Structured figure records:

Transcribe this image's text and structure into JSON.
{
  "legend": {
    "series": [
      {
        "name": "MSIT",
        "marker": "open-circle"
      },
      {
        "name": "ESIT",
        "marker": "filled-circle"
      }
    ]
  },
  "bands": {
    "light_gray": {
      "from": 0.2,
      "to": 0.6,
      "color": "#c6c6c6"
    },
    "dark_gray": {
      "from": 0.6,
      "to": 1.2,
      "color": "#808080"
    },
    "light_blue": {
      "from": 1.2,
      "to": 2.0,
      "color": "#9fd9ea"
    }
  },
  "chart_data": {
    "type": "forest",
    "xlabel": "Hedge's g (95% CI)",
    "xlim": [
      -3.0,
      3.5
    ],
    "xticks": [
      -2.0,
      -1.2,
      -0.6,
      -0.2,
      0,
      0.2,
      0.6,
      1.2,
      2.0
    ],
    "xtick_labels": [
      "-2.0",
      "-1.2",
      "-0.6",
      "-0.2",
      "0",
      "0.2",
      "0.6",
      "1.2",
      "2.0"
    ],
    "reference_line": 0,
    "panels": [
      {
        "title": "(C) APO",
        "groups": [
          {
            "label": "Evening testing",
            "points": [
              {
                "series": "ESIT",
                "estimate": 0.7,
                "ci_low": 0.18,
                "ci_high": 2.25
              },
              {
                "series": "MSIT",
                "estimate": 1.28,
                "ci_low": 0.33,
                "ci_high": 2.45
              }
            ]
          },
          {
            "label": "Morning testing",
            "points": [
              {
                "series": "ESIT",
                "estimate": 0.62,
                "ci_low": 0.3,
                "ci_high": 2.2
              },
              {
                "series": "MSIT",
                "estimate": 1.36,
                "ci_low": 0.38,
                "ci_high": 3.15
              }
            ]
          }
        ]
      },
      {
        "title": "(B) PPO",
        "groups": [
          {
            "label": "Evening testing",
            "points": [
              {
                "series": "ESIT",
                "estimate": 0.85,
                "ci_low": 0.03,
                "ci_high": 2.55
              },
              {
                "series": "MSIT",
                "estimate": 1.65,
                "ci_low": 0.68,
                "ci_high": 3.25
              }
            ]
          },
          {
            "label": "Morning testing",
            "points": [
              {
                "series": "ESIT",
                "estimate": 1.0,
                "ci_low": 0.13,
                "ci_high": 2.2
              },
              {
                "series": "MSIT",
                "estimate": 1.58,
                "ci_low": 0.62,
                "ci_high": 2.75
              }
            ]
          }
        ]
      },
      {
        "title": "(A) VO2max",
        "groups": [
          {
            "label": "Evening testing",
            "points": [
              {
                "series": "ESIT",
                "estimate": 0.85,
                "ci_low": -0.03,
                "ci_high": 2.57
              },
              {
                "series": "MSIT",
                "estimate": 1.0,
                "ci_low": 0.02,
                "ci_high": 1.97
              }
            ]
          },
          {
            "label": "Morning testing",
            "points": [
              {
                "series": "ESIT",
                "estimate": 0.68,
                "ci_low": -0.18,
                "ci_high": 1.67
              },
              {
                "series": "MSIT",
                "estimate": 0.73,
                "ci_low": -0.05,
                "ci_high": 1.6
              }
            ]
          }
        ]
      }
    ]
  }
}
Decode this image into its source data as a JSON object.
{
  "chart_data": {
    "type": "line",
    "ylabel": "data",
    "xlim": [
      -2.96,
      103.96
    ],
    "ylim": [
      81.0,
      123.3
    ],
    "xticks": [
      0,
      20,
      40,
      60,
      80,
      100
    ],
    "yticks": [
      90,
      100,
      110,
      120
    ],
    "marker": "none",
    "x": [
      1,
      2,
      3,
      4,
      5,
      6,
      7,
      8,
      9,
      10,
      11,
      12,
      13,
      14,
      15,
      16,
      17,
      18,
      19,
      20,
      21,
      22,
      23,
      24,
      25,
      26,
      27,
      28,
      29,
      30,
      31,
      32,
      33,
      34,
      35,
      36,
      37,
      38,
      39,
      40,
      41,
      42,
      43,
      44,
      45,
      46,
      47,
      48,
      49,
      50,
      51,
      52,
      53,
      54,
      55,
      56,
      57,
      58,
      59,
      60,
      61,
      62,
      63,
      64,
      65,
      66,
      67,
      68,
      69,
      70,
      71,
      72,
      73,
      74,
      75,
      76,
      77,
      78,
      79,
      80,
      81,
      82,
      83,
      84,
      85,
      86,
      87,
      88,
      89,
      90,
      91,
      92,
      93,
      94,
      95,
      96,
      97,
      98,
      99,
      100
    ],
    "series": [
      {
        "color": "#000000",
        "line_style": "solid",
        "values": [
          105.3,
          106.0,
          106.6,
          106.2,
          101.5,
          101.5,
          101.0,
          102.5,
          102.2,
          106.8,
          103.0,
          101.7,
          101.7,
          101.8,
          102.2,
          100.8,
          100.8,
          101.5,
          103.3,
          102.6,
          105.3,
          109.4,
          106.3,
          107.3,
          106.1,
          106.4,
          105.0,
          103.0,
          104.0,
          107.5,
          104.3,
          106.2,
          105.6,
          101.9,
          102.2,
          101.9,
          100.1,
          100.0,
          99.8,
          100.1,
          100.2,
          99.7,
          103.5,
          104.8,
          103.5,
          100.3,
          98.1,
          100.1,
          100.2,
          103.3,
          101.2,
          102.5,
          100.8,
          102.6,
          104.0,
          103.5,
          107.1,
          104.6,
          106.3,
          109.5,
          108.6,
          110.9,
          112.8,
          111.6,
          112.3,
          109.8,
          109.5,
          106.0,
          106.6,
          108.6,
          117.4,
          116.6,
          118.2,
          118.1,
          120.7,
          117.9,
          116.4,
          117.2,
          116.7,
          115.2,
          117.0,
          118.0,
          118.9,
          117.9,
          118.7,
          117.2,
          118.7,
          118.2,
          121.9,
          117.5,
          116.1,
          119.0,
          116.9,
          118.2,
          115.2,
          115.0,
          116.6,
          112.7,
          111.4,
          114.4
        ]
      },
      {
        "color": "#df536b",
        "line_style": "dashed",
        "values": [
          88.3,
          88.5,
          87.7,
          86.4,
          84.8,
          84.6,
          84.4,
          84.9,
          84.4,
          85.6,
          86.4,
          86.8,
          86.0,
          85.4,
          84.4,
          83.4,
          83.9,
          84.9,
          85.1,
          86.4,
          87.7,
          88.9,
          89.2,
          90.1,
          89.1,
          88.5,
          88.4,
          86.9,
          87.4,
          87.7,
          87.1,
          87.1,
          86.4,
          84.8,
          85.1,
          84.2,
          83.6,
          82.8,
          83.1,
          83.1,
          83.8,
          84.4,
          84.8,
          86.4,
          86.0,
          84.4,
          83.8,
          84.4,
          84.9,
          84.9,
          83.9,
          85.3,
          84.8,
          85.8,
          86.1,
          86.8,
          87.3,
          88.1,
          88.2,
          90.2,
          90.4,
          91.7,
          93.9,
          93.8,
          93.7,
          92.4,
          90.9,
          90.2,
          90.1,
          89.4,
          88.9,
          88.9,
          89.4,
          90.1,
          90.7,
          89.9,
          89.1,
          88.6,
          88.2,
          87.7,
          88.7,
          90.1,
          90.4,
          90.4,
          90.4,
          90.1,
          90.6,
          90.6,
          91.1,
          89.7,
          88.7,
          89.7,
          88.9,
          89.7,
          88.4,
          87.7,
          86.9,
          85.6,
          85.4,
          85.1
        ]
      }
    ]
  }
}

> The problem
Write out all the lines again, exactly as they are.

> Finished answer
Transcribe this image's text and structure into JSON.
{
  "legend": {
    "series": [
      {
        "name": "MSIT",
        "marker": "open-circle"
      },
      {
        "name": "ESIT",
        "marker": "filled-circle"
      }
    ]
  },
  "bands": {
    "light_gray": {
      "from": 0.2,
      "to": 0.6,
      "color": "#c6c6c6"
    },
    "dark_gray": {
      "from": 0.6,
      "to": 1.2,
      "color": "#808080"
    },
    "light_blue": {
      "from": 1.2,
      "to": 2.0,
      "color": "#9fd9ea"
    }
  },
  "chart_data": {
    "type": "forest",
    "xlabel": "Hedge's g (95% CI)",
    "xlim": [
      -3.0,
      3.5
    ],
    "xticks": [
      -2.0,
      -1.2,
      -0.6,
      -0.2,
      0,
      0.2,
      0.6,
      1.2,
      2.0
    ],
    "xtick_labels": [
      "-2.0",
      "-1.2",
      "-0.6",
      "-0.2",
      "0",
      "0.2",
      "0.6",
      "1.2",
      "2.0"
    ],
    "reference_line": 0,
    "panels": [
      {
        "title": "(C) APO",
        "groups": [
          {
            "label": "Evening testing",
            "points": [
              {
                "series": "ESIT",
                "estimate": 0.7,
                "ci_low": 0.18,
                "ci_high": 2.25
              },
              {
                "series": "MSIT",
                "estimate": 1.28,
                "ci_low": 0.33,
                "ci_high": 2.45
              }
            ]
          },
          {
            "label": "Morning testing",
            "points": [
              {
                "series": "ESIT",
                "estimate": 0.62,
                "ci_low": 0.3,
                "ci_high": 2.2
              },
              {
                "series": "MSIT",
                "estimate": 1.36,
                "ci_low": 0.38,
                "ci_high": 3.15
              }
            ]
          }
        ]
      },
      {
        "title": "(B) PPO",
        "groups": [
          {
            "label": "Evening testing",
            "points": [
              {
                "series": "ESIT",
                "estimate": 0.85,
                "ci_low": 0.03,
                "ci_high": 2.55
              },
              {
                "series": "MSIT",
                "estimate": 1.65,
                "ci_low": 0.68,
                "ci_high": 3.25
              }
            ]
          },
          {
            "label": "Morning testing",
            "points": [
              {
                "series": "ESIT",
                "estimate": 1.0,
                "ci_low": 0.13,
                "ci_high": 2.2
              },
              {
                "series": "MSIT",
                "estimate": 1.58,
                "ci_low": 0.62,
                "ci_high": 2.75
              }
            ]
          }
        ]
      },
      {
        "title": "(A) VO2max",
        "groups": [
          {
            "label": "Evening testing",
            "points": [
              {
                "series": "ESIT",
                "estimate": 0.85,
                "ci_low": -0.03,
                "ci_high": 2.57
              },
              {
                "series": "MSIT",
                "estimate": 1.0,
                "ci_low": 0.02,
                "ci_high": 1.97
              }
            ]
          },
          {
            "label": "Morning testing",
            "points": [
              {
                "series": "ESIT",
                "estimate": 0.68,
                "ci_low": -0.18,
                "ci_high": 1.67
              },
              {
                "series": "MSIT",
                "estimate": 0.73,
                "ci_low": -0.05,
                "ci_high": 1.6
              }
            ]
          }
        ]
      }
    ]
  }
}
Decode this image into its source data as a JSON object.
{
  "chart_data": {
    "type": "line",
    "ylabel": "data",
    "xlim": [
      -2.96,
      103.96
    ],
    "ylim": [
      81.0,
      123.3
    ],
    "xticks": [
      0,
      20,
      40,
      60,
      80,
      100
    ],
    "yticks": [
      90,
      100,
      110,
      120
    ],
    "marker": "none",
    "x": [
      1,
      2,
      3,
      4,
      5,
      6,
      7,
      8,
      9,
      10,
      11,
      12,
      13,
      14,
      15,
      16,
      17,
      18,
      19,
      20,
      21,
      22,
      23,
      24,
      25,
      26,
      27,
      28,
      29,
      30,
      31,
      32,
      33,
      34,
      35,
      36,
      37,
      38,
      39,
      40,
      41,
      42,
      43,
      44,
      45,
      46,
      47,
      48,
      49,
      50,
      51,
      52,
      53,
      54,
      55,
      56,
      57,
      58,
      59,
      60,
      61,
      62,
      63,
      64,
      65,
      66,
      67,
      68,
      69,
      70,
      71,
      72,
      73,
      74,
      75,
      76,
      77,
      78,
      79,
      80,
      81,
      82,
      83,
      84,
      85,
      86,
      87,
      88,
      89,
      90,
      91,
      92,
      93,
      94,
      95,
      96,
      97,
      98,
      99,
      100
    ],
    "series": [
      {
        "color": "#000000",
        "line_style": "solid",
        "values": [
          105.3,
          106.0,
          106.6,
          106.2,
          101.5,
          101.5,
          101.0,
          102.5,
          102.2,
          106.8,
          103.0,
          101.7,
          101.7,
          101.8,
          102.2,
          100.8,
          100.8,
          101.5,
          103.3,
          102.6,
          105.3,
          109.4,
          106.3,
          107.3,
          106.1,
          106.4,
          105.0,
          103.0,
          104.0,
          107.5,
          104.3,
          106.2,
          105.6,
          101.9,
          102.2,
          101.9,
          100.1,
          100.0,
          99.8,
          100.1,
          100.2,
          99.7,
          103.5,
          104.8,
          103.5,
          100.3,
          98.1,
          100.1,
          100.2,
          103.3,
          101.2,
          102.5,
          100.8,
          102.6,
          104.0,
          103.5,
          107.1,
          104.6,
          106.3,
          109.5,
          108.6,
          110.9,
          112.8,
          111.6,
          112.3,
          109.8,
          109.5,
          106.0,
          106.6,
          108.6,
          117.4,
          116.6,
          118.2,
          118.1,
          120.7,
          117.9,
          116.4,
          117.2,
          116.7,
          115.2,
          117.0,
          118.0,
          118.9,
          117.9,
          118.7,
          117.2,
          118.7,
          118.2,
          121.9,
          117.5,
          116.1,
          119.0,
          116.9,
          118.2,
          115.2,
          115.0,
          116.6,
          112.7,
          111.4,
          114.4
        ]
      },
      {
        "color": "#df536b",
        "line_style": "dashed",
        "values": [
          88.3,
          88.5,
          87.7,
          86.4,
          84.8,
          84.6,
          84.4,
          84.9,
          84.4,
          85.6,
          86.4,
          86.8,
          86.0,
          85.4,
          84.4,
          83.4,
          83.9,
          84.9,
          85.1,
          86.4,
          87.7,
          88.9,
          89.2,
          90.1,
          89.1,
          88.5,
          88.4,
          86.9,
          87.4,
          87.7,
          87.1,
          87.1,
          86.4,
          84.8,
          85.1,
          84.2,
          83.6,
          82.8,
          83.1,
          83.1,
          83.8,
          84.4,
          84.8,
          86.4,
          86.0,
          84.4,
          83.8,
          84.4,
          84.9,
          84.9,
          83.9,
          85.3,
          84.8,
          85.8,
          86.1,
          86.8,
          87.3,
          88.1,
          88.2,
          90.2,
          90.4,
          91.7,
          93.9,
          93.8,
          93.7,
          92.4,
          90.9,
          90.2,
          90.1,
          89.4,
          88.9,
          88.9,
          89.4,
          90.1,
          90.7,
          89.9,
          89.1,
          88.6,
          88.2,
          87.7,
          88.7,
          90.1,
          90.4,
          90.4,
          90.4,
          90.1,
          90.6,
          90.6,
          91.1,
          89.7,
          88.7,
          89.7,
          88.9,
          89.7,
          88.4,
          87.7,
          86.9,
          85.6,
          85.4,
          85.1
        ]
      }
    ]
  }
}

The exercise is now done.